--- Start of Supplied information ---

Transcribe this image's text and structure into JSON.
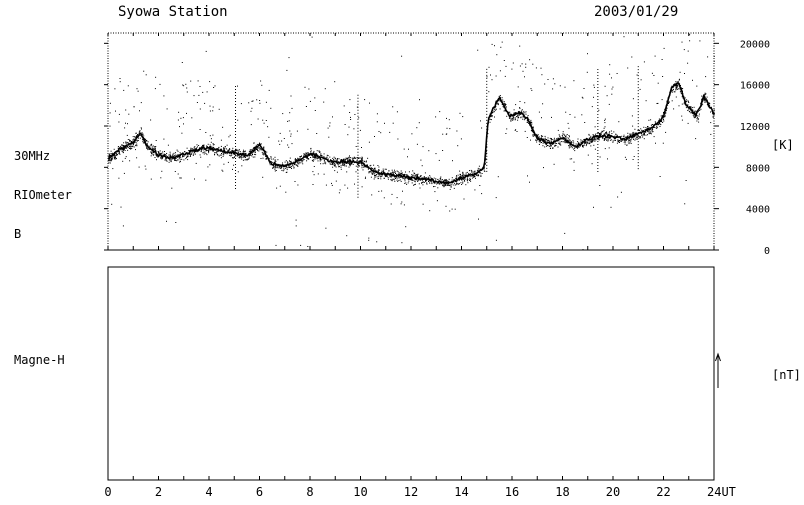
{
  "header": {
    "station": "Syowa Station",
    "date": "2003/01/29"
  },
  "riometer": {
    "label_lines": [
      "30MHz",
      "RIOmeter",
      "B"
    ],
    "unit": "[K]"
  },
  "magnetometer": {
    "label": "Magne-H",
    "unit": "[nT]"
  },
  "chart_data": [
    {
      "type": "scatter",
      "title": "",
      "xlabel": "",
      "ylabel": "",
      "x_unit_label": "UT",
      "xlim": [
        0,
        24
      ],
      "ylim": [
        0,
        21000
      ],
      "x_ticks": [
        0,
        2,
        4,
        6,
        8,
        10,
        12,
        14,
        16,
        18,
        20,
        22,
        24
      ],
      "x_tick_labels": [
        "0",
        "2",
        "4",
        "6",
        "8",
        "10",
        "12",
        "14",
        "16",
        "18",
        "20",
        "22",
        "24UT"
      ],
      "y_ticks": [
        0,
        4000,
        8000,
        12000,
        16000,
        20000
      ],
      "y_tick_labels": [
        "0",
        "4000",
        "8000",
        "12000",
        "16000",
        "20000"
      ],
      "grid": false,
      "series": [
        {
          "x": [
            0,
            0.5,
            1,
            1.3,
            1.5,
            2,
            2.5,
            3,
            3.5,
            4,
            4.5,
            5,
            5.5,
            6,
            6.5,
            7,
            7.5,
            8,
            8.5,
            9,
            9.5,
            10,
            10.5,
            11,
            11.5,
            12,
            12.5,
            13,
            13.5,
            14,
            14.5,
            14.9,
            15.05,
            15.5,
            15.9,
            16.3,
            16.6,
            17,
            17.5,
            18,
            18.5,
            19,
            19.5,
            20,
            20.5,
            21,
            21.5,
            22,
            22.3,
            22.6,
            22.9,
            23.3,
            23.6,
            24
          ],
          "values": [
            8800,
            9800,
            10500,
            11300,
            10200,
            9200,
            8900,
            9300,
            9700,
            9900,
            9600,
            9400,
            9100,
            10200,
            8300,
            8100,
            8600,
            9300,
            8900,
            8500,
            8600,
            8500,
            7600,
            7300,
            7200,
            7000,
            6900,
            6600,
            6500,
            7000,
            7300,
            7900,
            12600,
            14800,
            12900,
            13300,
            12800,
            10800,
            10300,
            10900,
            10000,
            10700,
            11100,
            11000,
            10700,
            11300,
            11700,
            12900,
            15600,
            16200,
            14000,
            13000,
            14900,
            13200
          ]
        }
      ]
    },
    {
      "type": "line",
      "title": "",
      "xlabel": "",
      "ylabel": "",
      "xlim": [
        0,
        24
      ],
      "series": []
    }
  ]
}
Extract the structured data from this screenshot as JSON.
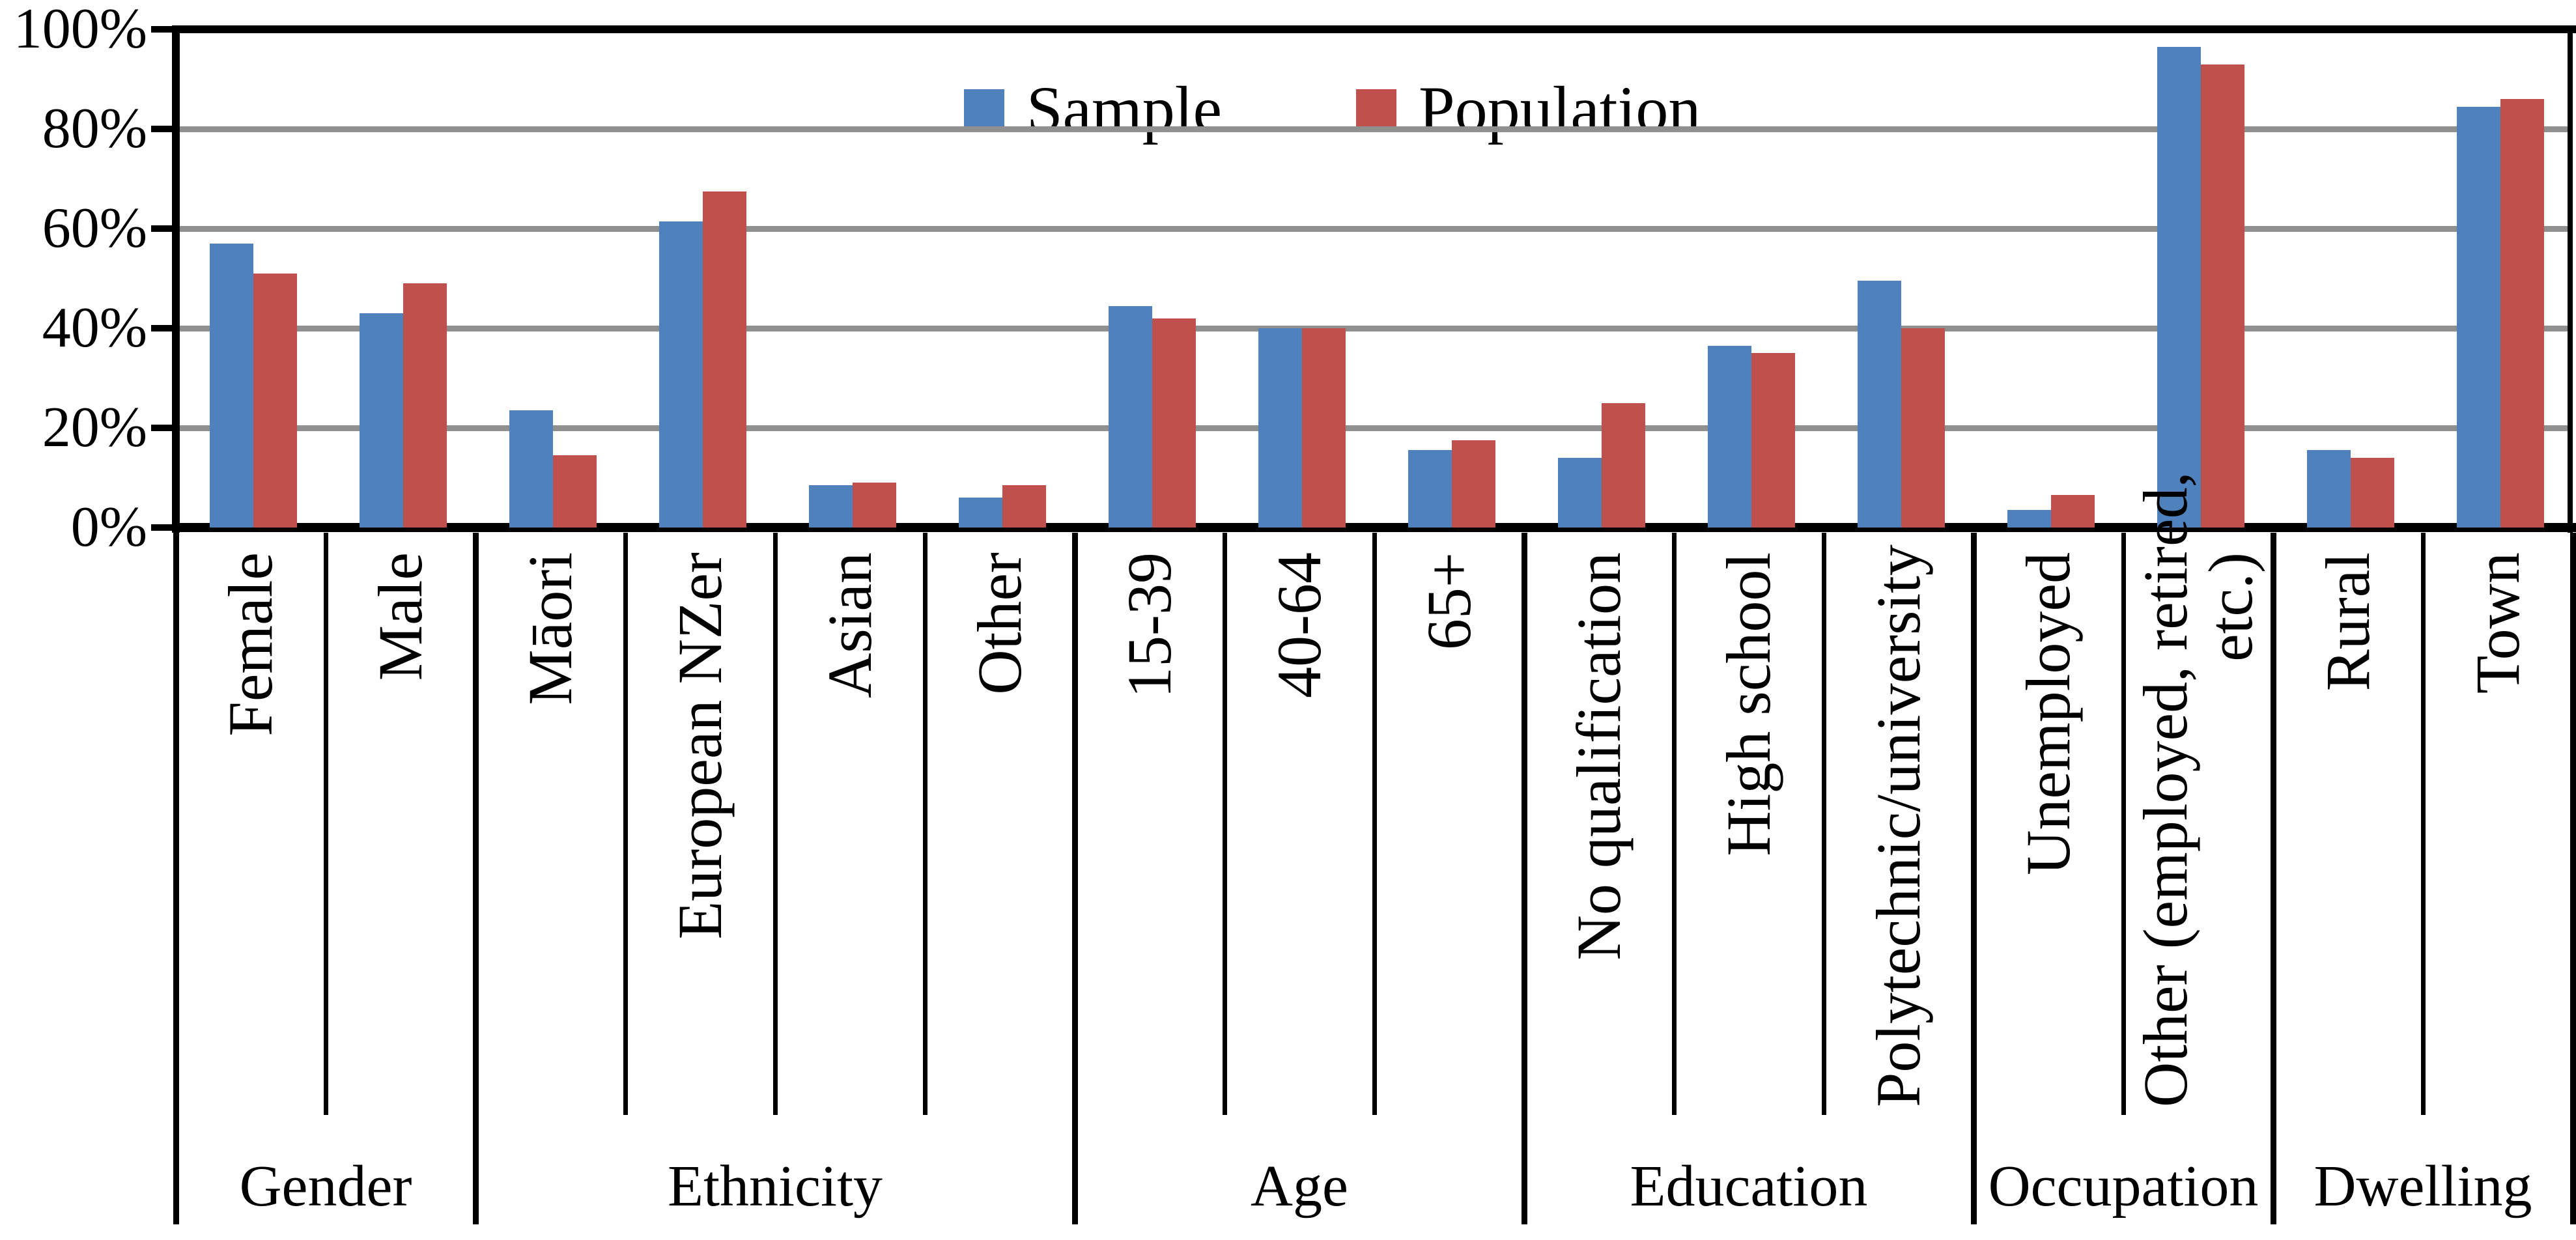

--- End of Supplied information ---

> [Task brief]
Omit the pictures, then quote the rest of the material above exactly.

> [The output]
Transcribe this image's text and structure into JSON.
{
  "header": {
    "station": "Syowa Station",
    "date": "2003/01/29"
  },
  "riometer": {
    "label_lines": [
      "30MHz",
      "RIOmeter",
      "B"
    ],
    "unit": "[K]"
  },
  "magnetometer": {
    "label": "Magne-H",
    "unit": "[nT]"
  },
  "chart_data": [
    {
      "type": "scatter",
      "title": "",
      "xlabel": "",
      "ylabel": "",
      "x_unit_label": "UT",
      "xlim": [
        0,
        24
      ],
      "ylim": [
        0,
        21000
      ],
      "x_ticks": [
        0,
        2,
        4,
        6,
        8,
        10,
        12,
        14,
        16,
        18,
        20,
        22,
        24
      ],
      "x_tick_labels": [
        "0",
        "2",
        "4",
        "6",
        "8",
        "10",
        "12",
        "14",
        "16",
        "18",
        "20",
        "22",
        "24UT"
      ],
      "y_ticks": [
        0,
        4000,
        8000,
        12000,
        16000,
        20000
      ],
      "y_tick_labels": [
        "0",
        "4000",
        "8000",
        "12000",
        "16000",
        "20000"
      ],
      "grid": false,
      "series": [
        {
          "x": [
            0,
            0.5,
            1,
            1.3,
            1.5,
            2,
            2.5,
            3,
            3.5,
            4,
            4.5,
            5,
            5.5,
            6,
            6.5,
            7,
            7.5,
            8,
            8.5,
            9,
            9.5,
            10,
            10.5,
            11,
            11.5,
            12,
            12.5,
            13,
            13.5,
            14,
            14.5,
            14.9,
            15.05,
            15.5,
            15.9,
            16.3,
            16.6,
            17,
            17.5,
            18,
            18.5,
            19,
            19.5,
            20,
            20.5,
            21,
            21.5,
            22,
            22.3,
            22.6,
            22.9,
            23.3,
            23.6,
            24
          ],
          "values": [
            8800,
            9800,
            10500,
            11300,
            10200,
            9200,
            8900,
            9300,
            9700,
            9900,
            9600,
            9400,
            9100,
            10200,
            8300,
            8100,
            8600,
            9300,
            8900,
            8500,
            8600,
            8500,
            7600,
            7300,
            7200,
            7000,
            6900,
            6600,
            6500,
            7000,
            7300,
            7900,
            12600,
            14800,
            12900,
            13300,
            12800,
            10800,
            10300,
            10900,
            10000,
            10700,
            11100,
            11000,
            10700,
            11300,
            11700,
            12900,
            15600,
            16200,
            14000,
            13000,
            14900,
            13200
          ]
        }
      ]
    },
    {
      "type": "line",
      "title": "",
      "xlabel": "",
      "ylabel": "",
      "xlim": [
        0,
        24
      ],
      "series": []
    }
  ]
}
Extract the structured data from this screenshot as JSON.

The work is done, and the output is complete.